### What to do
Show every line in the entries below where the word "marker" appears.

### Given records

========================================================================

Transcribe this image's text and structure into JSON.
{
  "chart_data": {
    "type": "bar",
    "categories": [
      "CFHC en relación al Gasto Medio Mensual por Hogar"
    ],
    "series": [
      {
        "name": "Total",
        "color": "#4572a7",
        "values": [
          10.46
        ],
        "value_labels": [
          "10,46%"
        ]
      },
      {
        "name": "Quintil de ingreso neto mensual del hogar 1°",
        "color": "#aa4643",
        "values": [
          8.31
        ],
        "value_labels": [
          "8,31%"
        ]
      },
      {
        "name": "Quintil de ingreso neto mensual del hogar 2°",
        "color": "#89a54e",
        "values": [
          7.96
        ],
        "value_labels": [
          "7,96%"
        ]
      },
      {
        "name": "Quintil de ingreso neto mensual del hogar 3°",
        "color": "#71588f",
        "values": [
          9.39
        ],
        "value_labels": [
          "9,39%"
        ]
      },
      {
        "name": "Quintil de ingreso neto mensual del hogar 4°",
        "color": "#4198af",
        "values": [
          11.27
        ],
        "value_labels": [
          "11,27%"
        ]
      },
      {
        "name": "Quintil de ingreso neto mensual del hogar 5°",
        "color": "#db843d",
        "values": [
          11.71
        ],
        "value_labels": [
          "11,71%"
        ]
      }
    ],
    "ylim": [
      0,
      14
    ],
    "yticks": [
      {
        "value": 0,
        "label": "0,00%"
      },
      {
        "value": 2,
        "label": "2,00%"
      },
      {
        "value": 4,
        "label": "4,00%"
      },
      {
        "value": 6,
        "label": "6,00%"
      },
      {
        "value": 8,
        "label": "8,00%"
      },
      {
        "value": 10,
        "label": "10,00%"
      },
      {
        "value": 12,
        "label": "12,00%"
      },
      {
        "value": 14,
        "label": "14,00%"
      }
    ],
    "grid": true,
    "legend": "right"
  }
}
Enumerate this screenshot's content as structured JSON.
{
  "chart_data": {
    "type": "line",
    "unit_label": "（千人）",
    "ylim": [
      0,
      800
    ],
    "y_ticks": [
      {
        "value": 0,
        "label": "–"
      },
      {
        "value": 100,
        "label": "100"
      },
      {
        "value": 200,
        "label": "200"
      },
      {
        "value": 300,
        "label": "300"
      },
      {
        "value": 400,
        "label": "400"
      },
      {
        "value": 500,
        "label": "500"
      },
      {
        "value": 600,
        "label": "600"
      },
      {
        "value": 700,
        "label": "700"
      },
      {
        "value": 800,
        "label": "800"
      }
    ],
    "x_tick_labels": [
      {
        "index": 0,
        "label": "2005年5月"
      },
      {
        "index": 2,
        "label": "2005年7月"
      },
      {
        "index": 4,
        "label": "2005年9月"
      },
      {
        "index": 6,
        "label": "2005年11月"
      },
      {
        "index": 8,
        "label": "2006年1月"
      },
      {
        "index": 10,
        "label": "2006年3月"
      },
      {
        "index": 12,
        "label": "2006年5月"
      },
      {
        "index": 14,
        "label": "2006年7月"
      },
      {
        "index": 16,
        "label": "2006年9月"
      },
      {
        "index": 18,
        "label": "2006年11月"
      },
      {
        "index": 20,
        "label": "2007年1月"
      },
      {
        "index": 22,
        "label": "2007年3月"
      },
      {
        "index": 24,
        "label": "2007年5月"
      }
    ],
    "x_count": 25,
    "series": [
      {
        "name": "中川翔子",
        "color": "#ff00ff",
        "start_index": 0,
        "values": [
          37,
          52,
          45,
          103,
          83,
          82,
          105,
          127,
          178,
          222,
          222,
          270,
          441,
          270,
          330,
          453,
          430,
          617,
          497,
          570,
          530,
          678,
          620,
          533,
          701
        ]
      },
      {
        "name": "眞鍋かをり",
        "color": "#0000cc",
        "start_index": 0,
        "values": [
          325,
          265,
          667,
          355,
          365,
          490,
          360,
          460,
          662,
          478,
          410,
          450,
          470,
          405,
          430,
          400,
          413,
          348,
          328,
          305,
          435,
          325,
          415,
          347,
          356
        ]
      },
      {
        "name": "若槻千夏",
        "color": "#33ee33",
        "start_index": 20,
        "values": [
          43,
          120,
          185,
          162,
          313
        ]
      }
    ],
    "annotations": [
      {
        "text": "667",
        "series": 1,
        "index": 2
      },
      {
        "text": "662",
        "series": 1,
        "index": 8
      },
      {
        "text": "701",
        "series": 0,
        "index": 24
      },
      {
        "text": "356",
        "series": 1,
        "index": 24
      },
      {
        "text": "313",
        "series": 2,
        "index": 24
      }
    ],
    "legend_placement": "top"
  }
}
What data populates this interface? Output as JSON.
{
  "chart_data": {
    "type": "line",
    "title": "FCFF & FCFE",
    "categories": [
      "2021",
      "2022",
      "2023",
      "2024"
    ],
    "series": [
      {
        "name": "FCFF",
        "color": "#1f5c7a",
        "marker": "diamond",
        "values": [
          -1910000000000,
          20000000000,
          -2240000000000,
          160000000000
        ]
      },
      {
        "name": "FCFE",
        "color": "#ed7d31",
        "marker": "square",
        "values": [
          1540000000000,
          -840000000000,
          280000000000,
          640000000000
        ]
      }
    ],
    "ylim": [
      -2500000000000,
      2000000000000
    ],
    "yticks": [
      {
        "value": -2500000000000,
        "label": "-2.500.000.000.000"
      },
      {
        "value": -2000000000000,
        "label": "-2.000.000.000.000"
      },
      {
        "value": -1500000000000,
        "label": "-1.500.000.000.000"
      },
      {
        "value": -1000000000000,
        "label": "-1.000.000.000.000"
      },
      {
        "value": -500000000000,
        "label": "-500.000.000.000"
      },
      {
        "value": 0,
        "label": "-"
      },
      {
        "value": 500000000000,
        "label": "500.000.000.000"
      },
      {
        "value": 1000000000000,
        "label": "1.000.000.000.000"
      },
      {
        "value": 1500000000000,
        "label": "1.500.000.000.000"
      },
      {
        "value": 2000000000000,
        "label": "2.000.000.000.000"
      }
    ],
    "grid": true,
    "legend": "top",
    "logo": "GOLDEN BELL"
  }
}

========================================================================

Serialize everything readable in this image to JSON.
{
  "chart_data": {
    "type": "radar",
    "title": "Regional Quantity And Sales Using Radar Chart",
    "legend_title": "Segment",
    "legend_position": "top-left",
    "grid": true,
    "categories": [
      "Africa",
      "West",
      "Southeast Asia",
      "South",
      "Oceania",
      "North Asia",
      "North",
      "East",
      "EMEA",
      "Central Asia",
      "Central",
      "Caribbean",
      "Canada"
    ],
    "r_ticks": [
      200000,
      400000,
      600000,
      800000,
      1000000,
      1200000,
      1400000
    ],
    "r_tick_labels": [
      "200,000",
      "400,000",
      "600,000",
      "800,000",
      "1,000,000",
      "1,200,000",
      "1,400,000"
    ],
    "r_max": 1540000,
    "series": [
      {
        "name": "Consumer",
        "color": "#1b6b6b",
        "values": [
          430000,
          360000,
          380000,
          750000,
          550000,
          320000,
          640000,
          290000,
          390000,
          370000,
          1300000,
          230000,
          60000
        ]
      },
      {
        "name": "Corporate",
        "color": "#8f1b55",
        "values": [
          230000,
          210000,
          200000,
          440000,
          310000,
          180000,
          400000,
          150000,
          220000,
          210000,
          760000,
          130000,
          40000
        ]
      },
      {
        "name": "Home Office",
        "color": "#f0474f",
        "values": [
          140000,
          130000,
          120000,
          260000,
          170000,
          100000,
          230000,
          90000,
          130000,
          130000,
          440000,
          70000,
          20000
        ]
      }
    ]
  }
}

========================================================================

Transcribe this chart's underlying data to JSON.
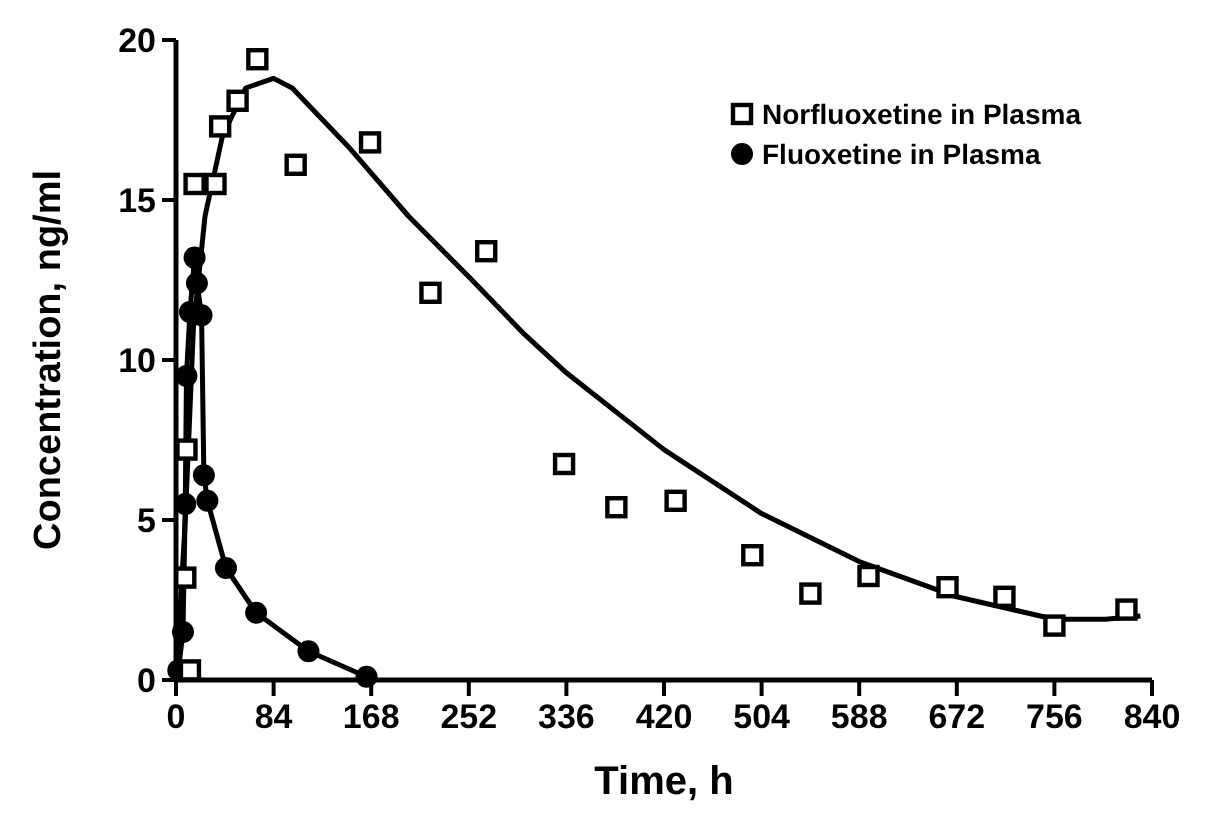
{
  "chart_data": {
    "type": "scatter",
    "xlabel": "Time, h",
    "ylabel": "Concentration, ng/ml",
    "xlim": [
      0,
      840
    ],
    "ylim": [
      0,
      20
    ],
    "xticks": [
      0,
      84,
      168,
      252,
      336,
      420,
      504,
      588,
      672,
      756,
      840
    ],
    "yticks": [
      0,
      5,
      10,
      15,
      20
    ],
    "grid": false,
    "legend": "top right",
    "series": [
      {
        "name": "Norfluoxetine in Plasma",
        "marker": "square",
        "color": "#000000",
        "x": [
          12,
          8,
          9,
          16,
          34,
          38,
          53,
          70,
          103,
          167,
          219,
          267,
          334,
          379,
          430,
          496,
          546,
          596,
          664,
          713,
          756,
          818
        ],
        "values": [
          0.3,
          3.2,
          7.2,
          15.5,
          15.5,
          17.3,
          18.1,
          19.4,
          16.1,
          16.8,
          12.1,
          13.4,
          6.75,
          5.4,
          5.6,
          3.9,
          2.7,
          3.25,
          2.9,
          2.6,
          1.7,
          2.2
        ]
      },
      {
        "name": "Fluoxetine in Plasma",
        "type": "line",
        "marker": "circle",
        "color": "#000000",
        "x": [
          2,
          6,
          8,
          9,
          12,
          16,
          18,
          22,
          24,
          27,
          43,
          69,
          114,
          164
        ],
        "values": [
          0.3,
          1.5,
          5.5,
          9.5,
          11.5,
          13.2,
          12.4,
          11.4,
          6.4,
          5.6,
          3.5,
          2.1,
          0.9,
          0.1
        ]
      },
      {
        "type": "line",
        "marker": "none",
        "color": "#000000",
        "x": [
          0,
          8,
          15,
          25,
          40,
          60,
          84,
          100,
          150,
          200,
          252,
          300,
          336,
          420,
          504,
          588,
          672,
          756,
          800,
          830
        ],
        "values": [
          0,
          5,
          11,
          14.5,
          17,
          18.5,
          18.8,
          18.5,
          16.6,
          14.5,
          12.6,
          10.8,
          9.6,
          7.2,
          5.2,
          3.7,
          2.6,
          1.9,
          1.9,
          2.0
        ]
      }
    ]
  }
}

========================================================================

### Reply to the exercise
        "marker": "diamond",
        "marker": "square",
        "marker": "square",
        "marker": "circle",
        "marker": "none",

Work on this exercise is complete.